- _WHAT NEEDS TO BE DONE_
Extract all lines in the data that contain the word "icon".

- _DATA RECORDS_
-------

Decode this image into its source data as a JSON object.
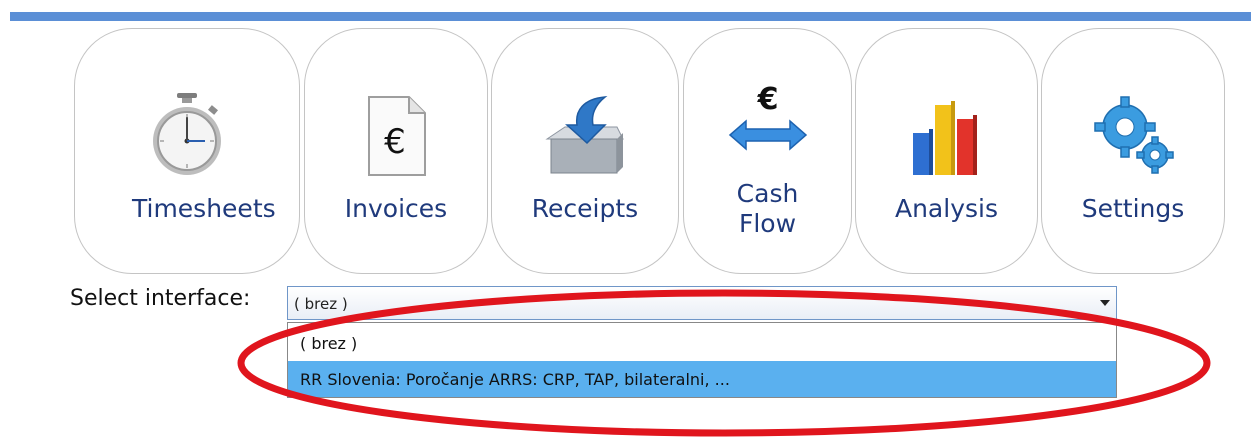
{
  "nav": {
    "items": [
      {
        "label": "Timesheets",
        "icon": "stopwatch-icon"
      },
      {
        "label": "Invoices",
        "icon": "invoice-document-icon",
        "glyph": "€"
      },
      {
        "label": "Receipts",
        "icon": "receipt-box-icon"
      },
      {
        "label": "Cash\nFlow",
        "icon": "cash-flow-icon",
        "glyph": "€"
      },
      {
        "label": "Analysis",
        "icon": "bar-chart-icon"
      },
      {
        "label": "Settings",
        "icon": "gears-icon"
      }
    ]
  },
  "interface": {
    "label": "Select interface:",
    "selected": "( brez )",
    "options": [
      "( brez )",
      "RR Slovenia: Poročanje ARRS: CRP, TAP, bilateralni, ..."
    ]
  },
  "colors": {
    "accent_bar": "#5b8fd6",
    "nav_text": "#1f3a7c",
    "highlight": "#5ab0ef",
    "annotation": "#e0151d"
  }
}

-------

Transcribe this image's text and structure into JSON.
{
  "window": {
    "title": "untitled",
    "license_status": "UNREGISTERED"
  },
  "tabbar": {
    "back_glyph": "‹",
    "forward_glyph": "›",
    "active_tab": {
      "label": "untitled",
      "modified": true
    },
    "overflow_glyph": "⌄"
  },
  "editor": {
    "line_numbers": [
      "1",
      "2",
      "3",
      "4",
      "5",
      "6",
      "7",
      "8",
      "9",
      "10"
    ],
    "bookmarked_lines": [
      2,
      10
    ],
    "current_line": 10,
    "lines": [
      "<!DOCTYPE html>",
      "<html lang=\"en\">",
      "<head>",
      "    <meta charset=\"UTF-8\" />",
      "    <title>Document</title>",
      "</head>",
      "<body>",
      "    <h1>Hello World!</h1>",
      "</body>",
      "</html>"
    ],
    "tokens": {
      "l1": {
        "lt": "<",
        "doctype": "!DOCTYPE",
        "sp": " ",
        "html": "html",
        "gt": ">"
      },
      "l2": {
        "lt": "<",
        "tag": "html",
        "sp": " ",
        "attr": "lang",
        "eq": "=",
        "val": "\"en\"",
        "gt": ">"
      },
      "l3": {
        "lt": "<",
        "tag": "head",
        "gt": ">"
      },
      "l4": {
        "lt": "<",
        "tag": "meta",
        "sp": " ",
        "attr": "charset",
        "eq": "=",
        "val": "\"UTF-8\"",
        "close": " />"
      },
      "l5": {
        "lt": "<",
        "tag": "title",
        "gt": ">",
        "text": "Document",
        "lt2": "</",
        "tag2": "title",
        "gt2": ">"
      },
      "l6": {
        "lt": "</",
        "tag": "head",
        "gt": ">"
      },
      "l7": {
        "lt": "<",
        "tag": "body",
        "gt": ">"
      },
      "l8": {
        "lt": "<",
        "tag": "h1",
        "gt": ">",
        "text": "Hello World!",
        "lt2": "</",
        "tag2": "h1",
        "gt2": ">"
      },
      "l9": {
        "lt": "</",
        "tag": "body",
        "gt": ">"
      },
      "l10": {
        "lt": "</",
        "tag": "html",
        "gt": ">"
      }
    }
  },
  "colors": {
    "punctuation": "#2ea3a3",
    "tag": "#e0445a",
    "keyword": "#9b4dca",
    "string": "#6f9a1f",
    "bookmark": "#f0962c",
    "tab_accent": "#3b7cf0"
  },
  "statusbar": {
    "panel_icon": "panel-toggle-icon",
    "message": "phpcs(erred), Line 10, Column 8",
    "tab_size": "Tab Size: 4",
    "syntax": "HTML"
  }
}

-------

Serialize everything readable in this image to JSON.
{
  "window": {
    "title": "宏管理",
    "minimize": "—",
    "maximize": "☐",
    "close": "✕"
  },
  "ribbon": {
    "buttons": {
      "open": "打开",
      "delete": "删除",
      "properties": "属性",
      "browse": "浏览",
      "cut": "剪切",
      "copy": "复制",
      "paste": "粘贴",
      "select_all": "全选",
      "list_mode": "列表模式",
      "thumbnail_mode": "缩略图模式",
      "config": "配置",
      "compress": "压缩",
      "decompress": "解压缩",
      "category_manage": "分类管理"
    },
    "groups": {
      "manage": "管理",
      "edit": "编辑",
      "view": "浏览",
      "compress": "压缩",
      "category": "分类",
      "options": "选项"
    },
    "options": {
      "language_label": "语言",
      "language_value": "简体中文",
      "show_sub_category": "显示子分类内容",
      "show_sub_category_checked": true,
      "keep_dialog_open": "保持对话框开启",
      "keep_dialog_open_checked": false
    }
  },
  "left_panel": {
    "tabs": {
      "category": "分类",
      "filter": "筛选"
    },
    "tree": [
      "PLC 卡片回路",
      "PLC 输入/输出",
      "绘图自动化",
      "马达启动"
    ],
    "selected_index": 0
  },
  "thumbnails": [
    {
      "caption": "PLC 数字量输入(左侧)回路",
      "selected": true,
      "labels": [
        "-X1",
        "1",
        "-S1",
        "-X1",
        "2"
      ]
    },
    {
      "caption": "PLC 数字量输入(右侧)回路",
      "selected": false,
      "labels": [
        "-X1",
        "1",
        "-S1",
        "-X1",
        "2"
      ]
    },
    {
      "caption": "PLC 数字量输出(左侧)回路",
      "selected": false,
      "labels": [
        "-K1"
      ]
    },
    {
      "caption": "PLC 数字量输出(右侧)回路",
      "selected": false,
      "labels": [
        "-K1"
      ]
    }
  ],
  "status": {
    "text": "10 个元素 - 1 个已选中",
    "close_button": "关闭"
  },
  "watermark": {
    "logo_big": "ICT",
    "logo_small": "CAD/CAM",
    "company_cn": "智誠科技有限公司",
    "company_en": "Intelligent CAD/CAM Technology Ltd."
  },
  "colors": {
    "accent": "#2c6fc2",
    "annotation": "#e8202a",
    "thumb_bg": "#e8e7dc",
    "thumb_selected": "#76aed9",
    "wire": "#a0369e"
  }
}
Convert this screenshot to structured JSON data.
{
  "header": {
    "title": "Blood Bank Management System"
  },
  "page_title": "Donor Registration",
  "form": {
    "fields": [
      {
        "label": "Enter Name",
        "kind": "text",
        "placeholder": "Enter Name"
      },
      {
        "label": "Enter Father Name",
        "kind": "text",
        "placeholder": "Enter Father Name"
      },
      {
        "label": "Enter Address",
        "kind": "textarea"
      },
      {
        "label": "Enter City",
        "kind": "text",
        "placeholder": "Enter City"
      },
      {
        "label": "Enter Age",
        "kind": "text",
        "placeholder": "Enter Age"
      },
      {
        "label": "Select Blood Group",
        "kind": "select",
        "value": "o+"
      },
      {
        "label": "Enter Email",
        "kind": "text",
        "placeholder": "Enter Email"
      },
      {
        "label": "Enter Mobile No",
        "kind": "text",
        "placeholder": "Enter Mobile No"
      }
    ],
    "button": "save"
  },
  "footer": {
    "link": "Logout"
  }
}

-------

- _EXERCISE ANSWER_
        "icon": "stopwatch-icon"
        "icon": "invoice-document-icon",
        "icon": "receipt-box-icon"
        "icon": "cash-flow-icon",
        "icon": "bar-chart-icon"
        "icon": "gears-icon"
    "panel_icon": "panel-toggle-icon",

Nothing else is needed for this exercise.